── Input data

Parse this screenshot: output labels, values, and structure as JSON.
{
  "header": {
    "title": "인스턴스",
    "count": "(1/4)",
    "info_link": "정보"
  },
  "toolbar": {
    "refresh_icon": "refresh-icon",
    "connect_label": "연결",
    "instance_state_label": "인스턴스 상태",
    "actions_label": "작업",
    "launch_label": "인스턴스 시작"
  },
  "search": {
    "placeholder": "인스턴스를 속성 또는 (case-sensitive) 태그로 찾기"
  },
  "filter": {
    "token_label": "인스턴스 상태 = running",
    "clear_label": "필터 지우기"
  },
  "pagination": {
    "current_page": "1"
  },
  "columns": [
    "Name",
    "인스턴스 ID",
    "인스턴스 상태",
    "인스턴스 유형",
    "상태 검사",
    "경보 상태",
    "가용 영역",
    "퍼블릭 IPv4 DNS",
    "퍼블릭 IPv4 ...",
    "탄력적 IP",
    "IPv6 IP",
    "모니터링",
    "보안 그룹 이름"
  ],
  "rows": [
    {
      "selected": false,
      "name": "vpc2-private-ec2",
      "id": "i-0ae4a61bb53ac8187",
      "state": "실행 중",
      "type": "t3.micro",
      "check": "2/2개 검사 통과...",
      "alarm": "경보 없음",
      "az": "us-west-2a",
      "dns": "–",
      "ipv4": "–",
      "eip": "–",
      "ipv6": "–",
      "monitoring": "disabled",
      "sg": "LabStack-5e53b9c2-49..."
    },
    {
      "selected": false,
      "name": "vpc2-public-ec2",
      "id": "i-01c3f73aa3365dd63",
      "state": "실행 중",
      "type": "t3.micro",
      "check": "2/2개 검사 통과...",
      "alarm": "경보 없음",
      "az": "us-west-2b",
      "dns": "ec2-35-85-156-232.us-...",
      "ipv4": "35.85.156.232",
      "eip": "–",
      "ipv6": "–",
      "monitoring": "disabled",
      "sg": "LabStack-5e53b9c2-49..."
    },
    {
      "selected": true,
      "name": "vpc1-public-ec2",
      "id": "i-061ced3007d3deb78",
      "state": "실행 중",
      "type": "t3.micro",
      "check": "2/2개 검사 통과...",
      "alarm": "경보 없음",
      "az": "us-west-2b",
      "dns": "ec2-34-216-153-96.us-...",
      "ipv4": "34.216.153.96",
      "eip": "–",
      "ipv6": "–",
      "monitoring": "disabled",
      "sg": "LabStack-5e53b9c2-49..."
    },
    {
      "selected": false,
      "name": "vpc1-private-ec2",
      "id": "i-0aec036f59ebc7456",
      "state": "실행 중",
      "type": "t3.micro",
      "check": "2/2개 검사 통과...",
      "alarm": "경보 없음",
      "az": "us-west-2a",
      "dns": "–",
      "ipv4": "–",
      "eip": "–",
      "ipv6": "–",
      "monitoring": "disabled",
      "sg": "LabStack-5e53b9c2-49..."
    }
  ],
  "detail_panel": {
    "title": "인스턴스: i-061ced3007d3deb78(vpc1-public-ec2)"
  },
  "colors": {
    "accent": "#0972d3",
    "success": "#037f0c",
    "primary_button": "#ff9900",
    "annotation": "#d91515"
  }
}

────

What to do. Take the listing above and set it down exactly.

Problem solution.
Parse this screenshot: output labels, values, and structure as JSON.
{
  "header": {
    "title": "인스턴스",
    "count": "(1/4)",
    "info_link": "정보"
  },
  "toolbar": {
    "refresh_icon": "refresh-icon",
    "connect_label": "연결",
    "instance_state_label": "인스턴스 상태",
    "actions_label": "작업",
    "launch_label": "인스턴스 시작"
  },
  "search": {
    "placeholder": "인스턴스를 속성 또는 (case-sensitive) 태그로 찾기"
  },
  "filter": {
    "token_label": "인스턴스 상태 = running",
    "clear_label": "필터 지우기"
  },
  "pagination": {
    "current_page": "1"
  },
  "columns": [
    "Name",
    "인스턴스 ID",
    "인스턴스 상태",
    "인스턴스 유형",
    "상태 검사",
    "경보 상태",
    "가용 영역",
    "퍼블릭 IPv4 DNS",
    "퍼블릭 IPv4 ...",
    "탄력적 IP",
    "IPv6 IP",
    "모니터링",
    "보안 그룹 이름"
  ],
  "rows": [
    {
      "selected": false,
      "name": "vpc2-private-ec2",
      "id": "i-0ae4a61bb53ac8187",
      "state": "실행 중",
      "type": "t3.micro",
      "check": "2/2개 검사 통과...",
      "alarm": "경보 없음",
      "az": "us-west-2a",
      "dns": "–",
      "ipv4": "–",
      "eip": "–",
      "ipv6": "–",
      "monitoring": "disabled",
      "sg": "LabStack-5e53b9c2-49..."
    },
    {
      "selected": false,
      "name": "vpc2-public-ec2",
      "id": "i-01c3f73aa3365dd63",
      "state": "실행 중",
      "type": "t3.micro",
      "check": "2/2개 검사 통과...",
      "alarm": "경보 없음",
      "az": "us-west-2b",
      "dns": "ec2-35-85-156-232.us-...",
      "ipv4": "35.85.156.232",
      "eip": "–",
      "ipv6": "–",
      "monitoring": "disabled",
      "sg": "LabStack-5e53b9c2-49..."
    },
    {
      "selected": true,
      "name": "vpc1-public-ec2",
      "id": "i-061ced3007d3deb78",
      "state": "실행 중",
      "type": "t3.micro",
      "check": "2/2개 검사 통과...",
      "alarm": "경보 없음",
      "az": "us-west-2b",
      "dns": "ec2-34-216-153-96.us-...",
      "ipv4": "34.216.153.96",
      "eip": "–",
      "ipv6": "–",
      "monitoring": "disabled",
      "sg": "LabStack-5e53b9c2-49..."
    },
    {
      "selected": false,
      "name": "vpc1-private-ec2",
      "id": "i-0aec036f59ebc7456",
      "state": "실행 중",
      "type": "t3.micro",
      "check": "2/2개 검사 통과...",
      "alarm": "경보 없음",
      "az": "us-west-2a",
      "dns": "–",
      "ipv4": "–",
      "eip": "–",
      "ipv6": "–",
      "monitoring": "disabled",
      "sg": "LabStack-5e53b9c2-49..."
    }
  ],
  "detail_panel": {
    "title": "인스턴스: i-061ced3007d3deb78(vpc1-public-ec2)"
  },
  "colors": {
    "accent": "#0972d3",
    "success": "#037f0c",
    "primary_button": "#ff9900",
    "annotation": "#d91515"
  }
}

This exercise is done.